*Written problem*
Pick out every line that holds the string "основного" and copy it.

-- begin Input data --

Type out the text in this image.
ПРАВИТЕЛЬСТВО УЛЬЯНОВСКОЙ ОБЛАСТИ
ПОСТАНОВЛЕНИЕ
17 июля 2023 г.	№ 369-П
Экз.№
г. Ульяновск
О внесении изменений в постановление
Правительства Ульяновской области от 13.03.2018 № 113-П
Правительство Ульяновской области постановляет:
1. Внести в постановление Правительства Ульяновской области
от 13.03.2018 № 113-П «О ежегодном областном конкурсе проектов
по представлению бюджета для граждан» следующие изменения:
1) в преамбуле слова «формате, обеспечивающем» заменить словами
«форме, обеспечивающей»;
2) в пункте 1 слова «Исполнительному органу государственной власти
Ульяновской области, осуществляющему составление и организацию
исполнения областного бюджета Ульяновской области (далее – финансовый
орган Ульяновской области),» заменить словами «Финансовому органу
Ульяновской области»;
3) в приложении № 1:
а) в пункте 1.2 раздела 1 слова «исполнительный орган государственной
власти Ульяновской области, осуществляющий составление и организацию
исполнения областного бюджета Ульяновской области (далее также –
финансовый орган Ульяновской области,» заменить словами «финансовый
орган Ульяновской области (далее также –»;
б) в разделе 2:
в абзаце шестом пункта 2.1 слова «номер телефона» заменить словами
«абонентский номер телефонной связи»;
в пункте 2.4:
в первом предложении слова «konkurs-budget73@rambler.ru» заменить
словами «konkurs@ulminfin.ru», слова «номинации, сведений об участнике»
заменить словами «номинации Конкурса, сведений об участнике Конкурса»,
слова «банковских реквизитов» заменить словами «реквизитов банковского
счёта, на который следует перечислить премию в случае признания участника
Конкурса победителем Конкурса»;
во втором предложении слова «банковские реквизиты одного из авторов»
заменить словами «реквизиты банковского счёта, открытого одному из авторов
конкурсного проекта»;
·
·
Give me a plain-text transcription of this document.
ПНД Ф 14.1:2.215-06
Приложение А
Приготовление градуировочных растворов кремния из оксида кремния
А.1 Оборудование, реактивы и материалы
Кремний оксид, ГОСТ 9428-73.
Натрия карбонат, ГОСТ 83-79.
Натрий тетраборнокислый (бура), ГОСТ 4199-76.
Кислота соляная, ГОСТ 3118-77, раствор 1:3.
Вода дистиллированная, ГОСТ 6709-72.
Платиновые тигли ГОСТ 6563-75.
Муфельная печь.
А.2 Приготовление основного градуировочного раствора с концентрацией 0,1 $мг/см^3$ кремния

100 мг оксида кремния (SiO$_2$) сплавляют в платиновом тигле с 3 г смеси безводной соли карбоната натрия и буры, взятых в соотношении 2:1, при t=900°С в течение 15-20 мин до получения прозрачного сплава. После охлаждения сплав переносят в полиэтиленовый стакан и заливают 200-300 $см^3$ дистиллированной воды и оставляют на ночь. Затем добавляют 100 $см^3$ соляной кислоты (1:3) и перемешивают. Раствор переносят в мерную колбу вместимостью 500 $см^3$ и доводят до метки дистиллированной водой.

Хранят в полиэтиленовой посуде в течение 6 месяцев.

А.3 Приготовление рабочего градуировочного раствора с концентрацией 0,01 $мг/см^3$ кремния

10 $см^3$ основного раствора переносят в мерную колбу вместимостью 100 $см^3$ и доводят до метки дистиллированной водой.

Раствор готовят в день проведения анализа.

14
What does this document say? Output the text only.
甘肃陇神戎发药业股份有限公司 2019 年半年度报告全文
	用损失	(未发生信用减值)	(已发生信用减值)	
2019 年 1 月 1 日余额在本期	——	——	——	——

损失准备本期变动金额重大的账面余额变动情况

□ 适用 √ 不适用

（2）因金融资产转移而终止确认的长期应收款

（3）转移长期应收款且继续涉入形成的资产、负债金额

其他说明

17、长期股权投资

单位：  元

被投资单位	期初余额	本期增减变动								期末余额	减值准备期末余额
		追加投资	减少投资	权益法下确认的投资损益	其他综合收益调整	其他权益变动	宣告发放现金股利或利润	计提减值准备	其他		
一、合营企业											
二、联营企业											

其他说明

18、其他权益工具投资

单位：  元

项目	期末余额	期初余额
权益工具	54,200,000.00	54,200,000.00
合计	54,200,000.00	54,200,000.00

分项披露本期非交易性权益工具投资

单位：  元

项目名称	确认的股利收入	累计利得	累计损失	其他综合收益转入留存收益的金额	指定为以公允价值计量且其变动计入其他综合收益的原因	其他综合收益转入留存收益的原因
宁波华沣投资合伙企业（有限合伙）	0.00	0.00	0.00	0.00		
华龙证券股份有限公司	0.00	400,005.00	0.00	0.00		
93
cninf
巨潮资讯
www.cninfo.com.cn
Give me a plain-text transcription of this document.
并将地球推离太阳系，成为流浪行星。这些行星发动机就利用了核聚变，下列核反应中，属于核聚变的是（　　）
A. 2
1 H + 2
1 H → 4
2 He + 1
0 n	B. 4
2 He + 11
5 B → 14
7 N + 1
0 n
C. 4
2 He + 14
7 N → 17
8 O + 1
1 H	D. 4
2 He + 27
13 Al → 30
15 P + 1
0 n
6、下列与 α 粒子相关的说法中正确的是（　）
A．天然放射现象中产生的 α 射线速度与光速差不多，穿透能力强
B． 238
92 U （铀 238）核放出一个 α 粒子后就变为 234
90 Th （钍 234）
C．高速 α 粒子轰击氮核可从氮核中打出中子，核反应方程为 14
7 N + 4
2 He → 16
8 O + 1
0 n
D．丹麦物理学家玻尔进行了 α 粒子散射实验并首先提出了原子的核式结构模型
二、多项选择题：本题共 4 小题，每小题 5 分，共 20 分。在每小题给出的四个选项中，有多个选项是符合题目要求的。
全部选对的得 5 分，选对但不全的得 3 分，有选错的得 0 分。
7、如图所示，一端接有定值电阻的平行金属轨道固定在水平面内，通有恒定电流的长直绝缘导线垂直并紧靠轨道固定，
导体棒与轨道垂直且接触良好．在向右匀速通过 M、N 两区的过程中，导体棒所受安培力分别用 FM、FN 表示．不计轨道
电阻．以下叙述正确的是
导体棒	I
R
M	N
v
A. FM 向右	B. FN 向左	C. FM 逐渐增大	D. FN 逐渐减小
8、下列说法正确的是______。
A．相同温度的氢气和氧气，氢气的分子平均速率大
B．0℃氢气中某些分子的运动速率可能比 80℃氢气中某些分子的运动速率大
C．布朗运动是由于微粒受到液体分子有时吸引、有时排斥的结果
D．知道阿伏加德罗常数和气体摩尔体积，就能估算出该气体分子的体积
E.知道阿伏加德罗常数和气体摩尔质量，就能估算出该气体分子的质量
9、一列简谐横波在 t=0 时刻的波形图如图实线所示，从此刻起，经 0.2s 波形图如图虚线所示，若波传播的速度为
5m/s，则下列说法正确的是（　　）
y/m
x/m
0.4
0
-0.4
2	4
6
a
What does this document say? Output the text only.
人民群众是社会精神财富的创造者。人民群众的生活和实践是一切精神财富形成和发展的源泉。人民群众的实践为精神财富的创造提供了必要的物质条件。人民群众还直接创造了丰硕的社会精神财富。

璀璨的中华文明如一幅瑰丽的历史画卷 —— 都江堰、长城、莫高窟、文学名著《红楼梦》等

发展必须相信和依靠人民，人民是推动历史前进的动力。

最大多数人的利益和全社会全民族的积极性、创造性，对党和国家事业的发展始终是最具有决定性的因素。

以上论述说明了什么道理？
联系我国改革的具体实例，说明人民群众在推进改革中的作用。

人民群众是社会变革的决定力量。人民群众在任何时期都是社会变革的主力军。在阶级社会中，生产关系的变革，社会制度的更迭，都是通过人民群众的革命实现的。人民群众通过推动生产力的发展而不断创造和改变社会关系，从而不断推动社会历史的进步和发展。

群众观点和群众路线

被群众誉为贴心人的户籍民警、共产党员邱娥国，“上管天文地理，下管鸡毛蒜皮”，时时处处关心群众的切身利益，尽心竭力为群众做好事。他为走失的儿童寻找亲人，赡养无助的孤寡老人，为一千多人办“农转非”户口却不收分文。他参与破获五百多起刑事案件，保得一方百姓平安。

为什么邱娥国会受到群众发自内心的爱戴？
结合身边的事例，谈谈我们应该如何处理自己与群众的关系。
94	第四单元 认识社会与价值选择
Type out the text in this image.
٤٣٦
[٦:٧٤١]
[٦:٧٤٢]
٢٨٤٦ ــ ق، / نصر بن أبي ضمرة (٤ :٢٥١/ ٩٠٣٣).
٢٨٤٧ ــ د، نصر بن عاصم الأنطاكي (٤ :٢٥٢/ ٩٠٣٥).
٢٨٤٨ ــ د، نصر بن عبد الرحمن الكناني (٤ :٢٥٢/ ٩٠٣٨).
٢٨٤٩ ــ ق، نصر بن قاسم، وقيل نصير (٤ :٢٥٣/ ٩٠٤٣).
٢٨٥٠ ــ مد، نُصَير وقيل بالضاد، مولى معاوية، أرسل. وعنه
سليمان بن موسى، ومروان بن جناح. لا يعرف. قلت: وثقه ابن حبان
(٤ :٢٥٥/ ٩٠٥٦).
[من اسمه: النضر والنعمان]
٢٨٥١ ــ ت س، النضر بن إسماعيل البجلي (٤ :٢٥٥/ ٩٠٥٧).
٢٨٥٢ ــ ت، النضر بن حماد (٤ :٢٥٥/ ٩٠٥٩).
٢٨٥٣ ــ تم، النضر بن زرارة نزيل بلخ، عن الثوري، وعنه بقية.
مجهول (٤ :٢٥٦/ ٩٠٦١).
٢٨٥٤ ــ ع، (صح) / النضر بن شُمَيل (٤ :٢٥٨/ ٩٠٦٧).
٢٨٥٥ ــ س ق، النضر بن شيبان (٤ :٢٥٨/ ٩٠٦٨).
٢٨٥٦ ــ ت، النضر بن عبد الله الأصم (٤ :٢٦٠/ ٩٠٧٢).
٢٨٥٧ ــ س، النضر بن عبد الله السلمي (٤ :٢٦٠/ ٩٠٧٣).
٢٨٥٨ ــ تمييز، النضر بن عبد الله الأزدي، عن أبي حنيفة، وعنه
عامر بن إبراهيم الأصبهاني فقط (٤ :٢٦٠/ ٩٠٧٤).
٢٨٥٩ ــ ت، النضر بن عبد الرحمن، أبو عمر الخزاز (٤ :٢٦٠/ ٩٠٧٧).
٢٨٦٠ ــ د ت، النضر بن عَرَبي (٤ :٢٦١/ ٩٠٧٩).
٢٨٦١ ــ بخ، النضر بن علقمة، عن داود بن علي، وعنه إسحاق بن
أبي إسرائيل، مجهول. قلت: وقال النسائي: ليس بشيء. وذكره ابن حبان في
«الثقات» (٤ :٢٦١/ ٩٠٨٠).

-- end Input data --

*Written solution*
А.2 Приготовление основного градуировочного раствора с концентрацией 0,1 $мг/см^3$ кремния
10 $см^3$ основного раствора переносят в мерную колбу вместимостью 100 $см^3$ и доводят до метки дистиллированной водой.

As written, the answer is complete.